• Things to do:
a. According to the passage about the Tychy railway stations, how many parking spaces did each park and ride facility have?
b. From the passage about the Tychy railway stations, copy word for word the part that begins with the words containing "On 15 February" and ends with "Zachodnie railway station.".

=== Study text ===

On 15 February 2011, Tychy Public Transport Company signed a contract with Przedsiębiorstwo Robót Komunikacyjnych for the construction of the Tychy Lodowisko, Tychy Aleja Bielska, and Tychy Grota-Roweckiego stations, as well as the modernization of the Tychy Zachodnie railway station.

All these stations were opened on 1 September 2012. On the same day, Polregio extended the routes of their trains, previously terminating at Tychy Miasto railway station, to Tychy Lodowisko. On 9 December 2012, the operation of the station, along with the entire Szybka Kolej Regionalna, was taken over by Silesian Railways. On 18 December 2012, Tychy authorities signed a contract with Aldesa Construcciones for the construction of two park and ride facilities (each with 352 parking spaces) at the Tychy Lodowisko railway station and Tychy railway station. The parking facility was opened on 29 June 2015.

=== Records provided ===

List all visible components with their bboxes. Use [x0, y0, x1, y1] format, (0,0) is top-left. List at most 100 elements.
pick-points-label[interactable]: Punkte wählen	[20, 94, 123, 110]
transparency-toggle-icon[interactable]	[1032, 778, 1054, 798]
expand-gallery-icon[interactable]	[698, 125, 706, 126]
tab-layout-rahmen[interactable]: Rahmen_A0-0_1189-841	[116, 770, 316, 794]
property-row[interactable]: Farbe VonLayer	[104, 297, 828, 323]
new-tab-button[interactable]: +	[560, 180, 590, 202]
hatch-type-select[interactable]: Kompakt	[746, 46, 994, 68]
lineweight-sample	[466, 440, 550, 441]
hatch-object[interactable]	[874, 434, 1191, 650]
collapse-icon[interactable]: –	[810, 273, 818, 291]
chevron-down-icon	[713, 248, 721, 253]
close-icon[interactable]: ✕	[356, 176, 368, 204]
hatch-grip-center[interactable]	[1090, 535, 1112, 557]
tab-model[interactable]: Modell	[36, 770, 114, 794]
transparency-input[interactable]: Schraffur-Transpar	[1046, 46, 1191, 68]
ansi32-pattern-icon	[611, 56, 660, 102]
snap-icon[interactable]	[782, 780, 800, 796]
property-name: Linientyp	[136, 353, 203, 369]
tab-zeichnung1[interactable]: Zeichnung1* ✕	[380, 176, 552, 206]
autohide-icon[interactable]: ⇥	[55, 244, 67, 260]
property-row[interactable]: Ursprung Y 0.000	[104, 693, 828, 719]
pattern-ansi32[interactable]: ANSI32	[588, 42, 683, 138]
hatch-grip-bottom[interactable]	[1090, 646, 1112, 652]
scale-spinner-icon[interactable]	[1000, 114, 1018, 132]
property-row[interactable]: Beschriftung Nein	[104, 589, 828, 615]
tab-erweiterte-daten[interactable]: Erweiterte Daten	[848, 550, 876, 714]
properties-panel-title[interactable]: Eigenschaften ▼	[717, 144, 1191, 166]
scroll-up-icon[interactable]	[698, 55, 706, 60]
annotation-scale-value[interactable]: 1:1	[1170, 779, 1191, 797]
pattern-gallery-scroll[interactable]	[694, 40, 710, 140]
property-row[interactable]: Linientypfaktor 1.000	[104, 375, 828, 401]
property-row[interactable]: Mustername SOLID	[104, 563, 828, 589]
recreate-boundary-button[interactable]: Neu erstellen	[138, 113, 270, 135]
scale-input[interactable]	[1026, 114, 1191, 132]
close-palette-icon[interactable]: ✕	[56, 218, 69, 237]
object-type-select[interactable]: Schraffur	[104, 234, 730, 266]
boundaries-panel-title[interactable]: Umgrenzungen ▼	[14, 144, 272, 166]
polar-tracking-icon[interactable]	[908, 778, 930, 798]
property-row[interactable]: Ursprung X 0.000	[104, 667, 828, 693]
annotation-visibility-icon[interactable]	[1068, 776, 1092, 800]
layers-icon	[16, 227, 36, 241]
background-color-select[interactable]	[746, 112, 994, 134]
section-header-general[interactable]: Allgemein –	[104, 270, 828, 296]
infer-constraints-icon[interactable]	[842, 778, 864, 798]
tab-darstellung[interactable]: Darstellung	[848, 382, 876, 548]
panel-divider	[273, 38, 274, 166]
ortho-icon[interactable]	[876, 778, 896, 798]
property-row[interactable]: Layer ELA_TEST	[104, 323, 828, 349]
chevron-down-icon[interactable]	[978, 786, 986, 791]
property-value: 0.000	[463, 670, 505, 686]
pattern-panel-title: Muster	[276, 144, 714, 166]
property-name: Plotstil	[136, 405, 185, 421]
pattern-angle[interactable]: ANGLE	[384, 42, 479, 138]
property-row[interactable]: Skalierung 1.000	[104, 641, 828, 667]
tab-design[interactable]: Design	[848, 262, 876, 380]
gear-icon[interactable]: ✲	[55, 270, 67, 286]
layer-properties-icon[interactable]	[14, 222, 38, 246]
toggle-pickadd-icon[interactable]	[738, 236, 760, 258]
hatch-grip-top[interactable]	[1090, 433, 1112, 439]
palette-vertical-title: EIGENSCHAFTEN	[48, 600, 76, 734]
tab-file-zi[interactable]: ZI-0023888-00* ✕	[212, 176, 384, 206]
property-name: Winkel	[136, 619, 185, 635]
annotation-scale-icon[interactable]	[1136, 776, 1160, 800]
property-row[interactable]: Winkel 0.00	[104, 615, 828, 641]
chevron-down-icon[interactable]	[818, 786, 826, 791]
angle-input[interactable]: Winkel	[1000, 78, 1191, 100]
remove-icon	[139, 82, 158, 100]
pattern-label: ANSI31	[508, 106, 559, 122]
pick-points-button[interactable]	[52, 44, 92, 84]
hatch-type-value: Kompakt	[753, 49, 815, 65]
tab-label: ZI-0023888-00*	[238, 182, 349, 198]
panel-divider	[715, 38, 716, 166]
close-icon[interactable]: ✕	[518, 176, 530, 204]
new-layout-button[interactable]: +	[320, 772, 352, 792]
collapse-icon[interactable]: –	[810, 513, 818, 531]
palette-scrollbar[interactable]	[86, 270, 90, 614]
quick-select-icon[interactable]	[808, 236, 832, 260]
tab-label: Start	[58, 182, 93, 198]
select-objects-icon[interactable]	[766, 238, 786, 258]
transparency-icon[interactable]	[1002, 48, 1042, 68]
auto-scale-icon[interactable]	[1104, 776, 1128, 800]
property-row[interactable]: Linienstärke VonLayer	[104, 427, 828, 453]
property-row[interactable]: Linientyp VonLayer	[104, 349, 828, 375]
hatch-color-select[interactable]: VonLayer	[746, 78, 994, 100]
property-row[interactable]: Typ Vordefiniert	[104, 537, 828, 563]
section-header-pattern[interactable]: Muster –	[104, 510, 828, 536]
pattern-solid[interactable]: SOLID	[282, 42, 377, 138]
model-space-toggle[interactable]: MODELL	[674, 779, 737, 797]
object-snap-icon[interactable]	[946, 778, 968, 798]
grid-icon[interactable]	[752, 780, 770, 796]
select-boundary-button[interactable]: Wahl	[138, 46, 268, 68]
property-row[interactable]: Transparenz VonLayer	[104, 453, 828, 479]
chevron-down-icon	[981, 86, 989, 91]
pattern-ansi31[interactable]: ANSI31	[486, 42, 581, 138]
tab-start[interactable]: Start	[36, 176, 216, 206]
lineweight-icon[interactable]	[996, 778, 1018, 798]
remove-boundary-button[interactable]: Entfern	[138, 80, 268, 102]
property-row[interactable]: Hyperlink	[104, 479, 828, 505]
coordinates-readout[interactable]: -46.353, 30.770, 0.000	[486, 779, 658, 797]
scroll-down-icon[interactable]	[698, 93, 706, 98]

===

• Responses for each task:
a. Each facility had 352 parking spaces.

b.
On 15 February 2011, Tychy Public Transport Company signed a contract with Przedsiębiorstwo Robót Komunikacyjnych for the construction of the Tychy Lodowisko, Tychy Aleja Bielska, and Tychy Grota-Roweckiego stations, as well as the modernization of the Tychy Zachodnie railway station.